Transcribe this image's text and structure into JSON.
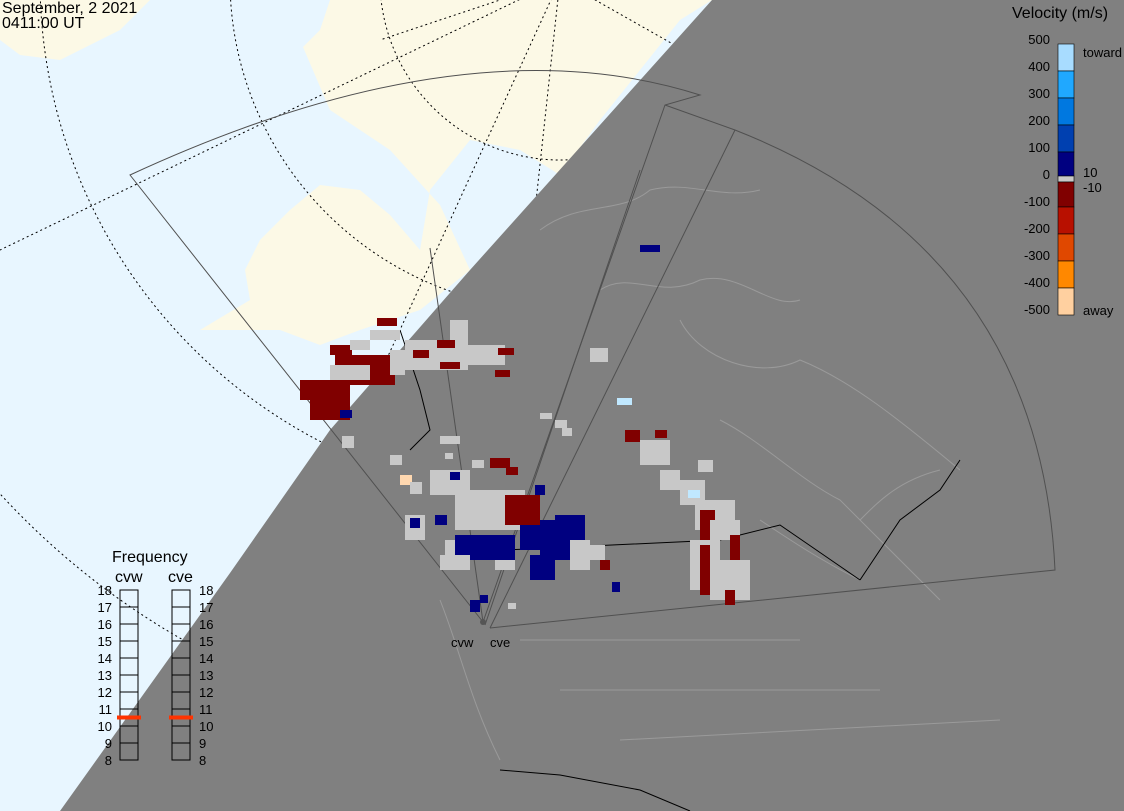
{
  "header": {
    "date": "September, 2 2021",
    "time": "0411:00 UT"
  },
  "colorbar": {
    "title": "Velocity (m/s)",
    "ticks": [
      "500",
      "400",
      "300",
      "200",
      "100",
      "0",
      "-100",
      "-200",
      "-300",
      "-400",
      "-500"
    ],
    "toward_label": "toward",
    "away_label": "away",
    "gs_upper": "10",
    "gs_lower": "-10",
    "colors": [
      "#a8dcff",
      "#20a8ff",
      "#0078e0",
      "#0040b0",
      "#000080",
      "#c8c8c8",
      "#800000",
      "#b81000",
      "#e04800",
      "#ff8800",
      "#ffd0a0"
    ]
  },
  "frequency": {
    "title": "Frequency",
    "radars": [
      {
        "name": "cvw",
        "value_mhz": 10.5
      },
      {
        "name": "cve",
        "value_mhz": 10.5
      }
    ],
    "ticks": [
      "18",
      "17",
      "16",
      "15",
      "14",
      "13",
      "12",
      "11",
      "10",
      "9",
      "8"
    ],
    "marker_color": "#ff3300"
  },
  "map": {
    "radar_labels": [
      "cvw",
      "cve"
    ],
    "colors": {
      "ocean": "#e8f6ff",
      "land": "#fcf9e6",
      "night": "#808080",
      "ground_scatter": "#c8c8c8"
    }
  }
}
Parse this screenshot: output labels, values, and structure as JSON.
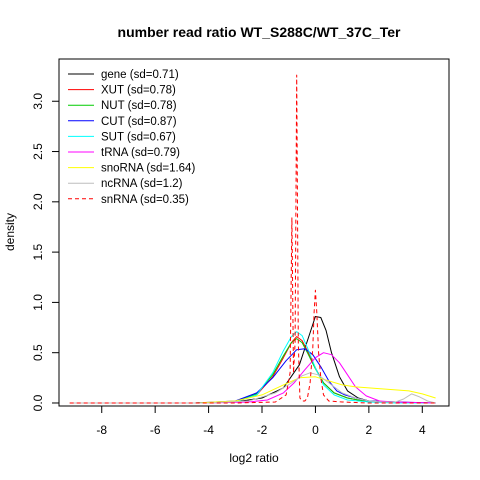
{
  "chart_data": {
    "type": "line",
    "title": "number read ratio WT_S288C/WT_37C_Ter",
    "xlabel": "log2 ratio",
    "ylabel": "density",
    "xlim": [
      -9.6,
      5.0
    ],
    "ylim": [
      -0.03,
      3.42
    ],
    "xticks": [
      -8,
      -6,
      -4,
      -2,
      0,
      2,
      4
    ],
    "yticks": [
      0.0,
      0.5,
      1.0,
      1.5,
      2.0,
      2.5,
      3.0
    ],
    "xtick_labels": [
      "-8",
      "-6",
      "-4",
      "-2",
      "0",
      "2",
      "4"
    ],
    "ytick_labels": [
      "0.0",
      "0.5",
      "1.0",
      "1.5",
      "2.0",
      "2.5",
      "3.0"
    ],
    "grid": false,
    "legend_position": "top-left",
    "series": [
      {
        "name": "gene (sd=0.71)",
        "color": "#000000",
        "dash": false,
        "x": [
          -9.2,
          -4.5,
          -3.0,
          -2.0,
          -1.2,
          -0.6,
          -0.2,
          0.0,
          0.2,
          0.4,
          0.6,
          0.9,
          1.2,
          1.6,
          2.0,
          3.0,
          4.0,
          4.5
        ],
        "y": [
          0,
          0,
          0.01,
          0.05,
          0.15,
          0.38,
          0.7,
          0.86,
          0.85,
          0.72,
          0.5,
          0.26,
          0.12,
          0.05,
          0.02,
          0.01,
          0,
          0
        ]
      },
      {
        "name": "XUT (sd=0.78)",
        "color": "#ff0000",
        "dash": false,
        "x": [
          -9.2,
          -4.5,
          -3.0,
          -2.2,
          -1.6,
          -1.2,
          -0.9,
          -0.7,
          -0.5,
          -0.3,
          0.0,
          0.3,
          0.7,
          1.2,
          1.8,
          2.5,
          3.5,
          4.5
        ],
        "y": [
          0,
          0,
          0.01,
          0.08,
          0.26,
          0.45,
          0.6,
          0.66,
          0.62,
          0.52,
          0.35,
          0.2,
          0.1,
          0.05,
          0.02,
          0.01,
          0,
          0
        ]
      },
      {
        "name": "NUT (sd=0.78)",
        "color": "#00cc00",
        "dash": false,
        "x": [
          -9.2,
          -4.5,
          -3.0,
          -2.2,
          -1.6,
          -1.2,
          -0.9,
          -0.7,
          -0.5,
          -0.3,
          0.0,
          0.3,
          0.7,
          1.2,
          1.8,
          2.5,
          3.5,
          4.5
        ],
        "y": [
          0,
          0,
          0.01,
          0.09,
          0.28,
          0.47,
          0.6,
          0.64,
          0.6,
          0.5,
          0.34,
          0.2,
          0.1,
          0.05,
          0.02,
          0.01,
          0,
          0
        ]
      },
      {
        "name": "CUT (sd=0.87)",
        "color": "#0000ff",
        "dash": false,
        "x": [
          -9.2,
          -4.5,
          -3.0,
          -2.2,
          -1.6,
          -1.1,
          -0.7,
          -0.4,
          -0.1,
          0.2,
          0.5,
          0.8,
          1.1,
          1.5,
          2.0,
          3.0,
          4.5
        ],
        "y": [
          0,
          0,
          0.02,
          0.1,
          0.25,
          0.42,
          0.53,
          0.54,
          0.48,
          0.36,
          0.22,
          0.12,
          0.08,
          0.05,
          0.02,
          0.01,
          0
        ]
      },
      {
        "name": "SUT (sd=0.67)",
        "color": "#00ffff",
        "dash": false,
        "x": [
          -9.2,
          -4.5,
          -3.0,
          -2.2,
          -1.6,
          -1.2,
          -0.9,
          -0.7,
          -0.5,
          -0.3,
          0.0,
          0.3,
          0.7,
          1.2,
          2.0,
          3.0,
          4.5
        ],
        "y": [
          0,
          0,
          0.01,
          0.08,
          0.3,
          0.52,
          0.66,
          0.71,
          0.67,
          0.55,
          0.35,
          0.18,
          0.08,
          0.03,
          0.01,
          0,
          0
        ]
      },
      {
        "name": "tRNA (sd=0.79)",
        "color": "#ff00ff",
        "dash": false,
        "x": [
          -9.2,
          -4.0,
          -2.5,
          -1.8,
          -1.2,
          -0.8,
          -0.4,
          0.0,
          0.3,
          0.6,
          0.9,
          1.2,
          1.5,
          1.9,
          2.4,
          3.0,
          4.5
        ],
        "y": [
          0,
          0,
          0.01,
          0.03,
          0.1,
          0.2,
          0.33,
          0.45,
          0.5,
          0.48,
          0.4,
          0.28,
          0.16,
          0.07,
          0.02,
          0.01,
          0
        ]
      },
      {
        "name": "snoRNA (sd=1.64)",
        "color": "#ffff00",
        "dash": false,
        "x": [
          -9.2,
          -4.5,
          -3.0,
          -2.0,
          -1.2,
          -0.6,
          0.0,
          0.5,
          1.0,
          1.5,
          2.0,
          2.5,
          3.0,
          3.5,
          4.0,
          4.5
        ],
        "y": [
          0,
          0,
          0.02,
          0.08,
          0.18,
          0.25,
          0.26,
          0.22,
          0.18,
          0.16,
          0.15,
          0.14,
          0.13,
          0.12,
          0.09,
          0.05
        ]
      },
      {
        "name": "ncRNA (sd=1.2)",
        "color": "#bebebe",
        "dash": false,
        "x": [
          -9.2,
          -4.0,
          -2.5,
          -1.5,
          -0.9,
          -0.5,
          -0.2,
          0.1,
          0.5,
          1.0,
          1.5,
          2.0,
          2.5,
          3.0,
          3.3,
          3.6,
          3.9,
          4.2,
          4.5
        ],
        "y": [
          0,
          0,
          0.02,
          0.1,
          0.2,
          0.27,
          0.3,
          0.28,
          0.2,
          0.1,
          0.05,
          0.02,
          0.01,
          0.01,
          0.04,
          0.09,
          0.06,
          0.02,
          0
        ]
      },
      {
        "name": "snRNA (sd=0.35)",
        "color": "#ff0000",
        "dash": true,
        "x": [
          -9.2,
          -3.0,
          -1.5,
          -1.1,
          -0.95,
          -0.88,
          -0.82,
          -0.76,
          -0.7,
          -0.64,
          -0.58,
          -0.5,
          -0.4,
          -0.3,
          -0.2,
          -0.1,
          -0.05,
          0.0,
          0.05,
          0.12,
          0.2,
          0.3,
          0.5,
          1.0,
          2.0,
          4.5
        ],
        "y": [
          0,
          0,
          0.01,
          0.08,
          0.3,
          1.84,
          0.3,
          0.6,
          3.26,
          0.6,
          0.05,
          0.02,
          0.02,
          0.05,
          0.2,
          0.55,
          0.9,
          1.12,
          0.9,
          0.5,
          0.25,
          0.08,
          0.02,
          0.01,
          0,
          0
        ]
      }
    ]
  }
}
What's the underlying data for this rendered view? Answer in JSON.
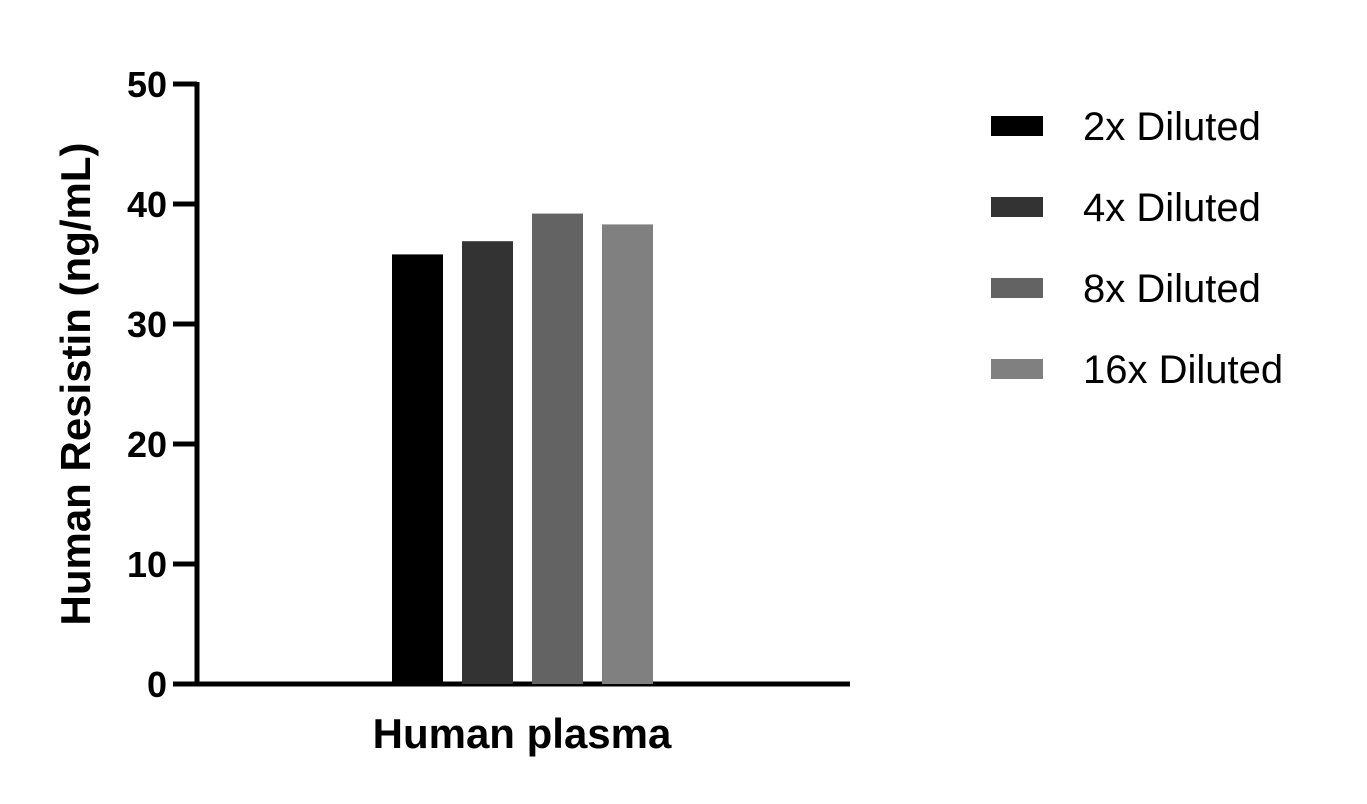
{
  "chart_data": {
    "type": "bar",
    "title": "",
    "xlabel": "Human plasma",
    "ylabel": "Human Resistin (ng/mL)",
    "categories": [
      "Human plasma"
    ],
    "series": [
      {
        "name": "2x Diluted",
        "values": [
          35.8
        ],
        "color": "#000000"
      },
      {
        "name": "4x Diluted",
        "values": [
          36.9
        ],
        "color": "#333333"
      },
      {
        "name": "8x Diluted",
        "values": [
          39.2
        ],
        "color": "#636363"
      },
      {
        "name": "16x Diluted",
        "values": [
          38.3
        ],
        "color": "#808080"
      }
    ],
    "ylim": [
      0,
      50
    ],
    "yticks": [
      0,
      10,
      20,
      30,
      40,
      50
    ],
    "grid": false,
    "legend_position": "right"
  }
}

PROBLEM REQUIREMENTS. Skip the pictures and copy exactly the lines from the one containing "What's the underlying" through the end of the material, both ends included.

PROBLEM SOLUTION.
What's the underlying data for this rendered view? Answer in JSON.
{
  "chart_data": {
    "type": "bar",
    "title": "",
    "xlabel": "Human plasma",
    "ylabel": "Human Resistin (ng/mL)",
    "categories": [
      "Human plasma"
    ],
    "series": [
      {
        "name": "2x Diluted",
        "values": [
          35.8
        ],
        "color": "#000000"
      },
      {
        "name": "4x Diluted",
        "values": [
          36.9
        ],
        "color": "#333333"
      },
      {
        "name": "8x Diluted",
        "values": [
          39.2
        ],
        "color": "#636363"
      },
      {
        "name": "16x Diluted",
        "values": [
          38.3
        ],
        "color": "#808080"
      }
    ],
    "ylim": [
      0,
      50
    ],
    "yticks": [
      0,
      10,
      20,
      30,
      40,
      50
    ],
    "grid": false,
    "legend_position": "right"
  }
}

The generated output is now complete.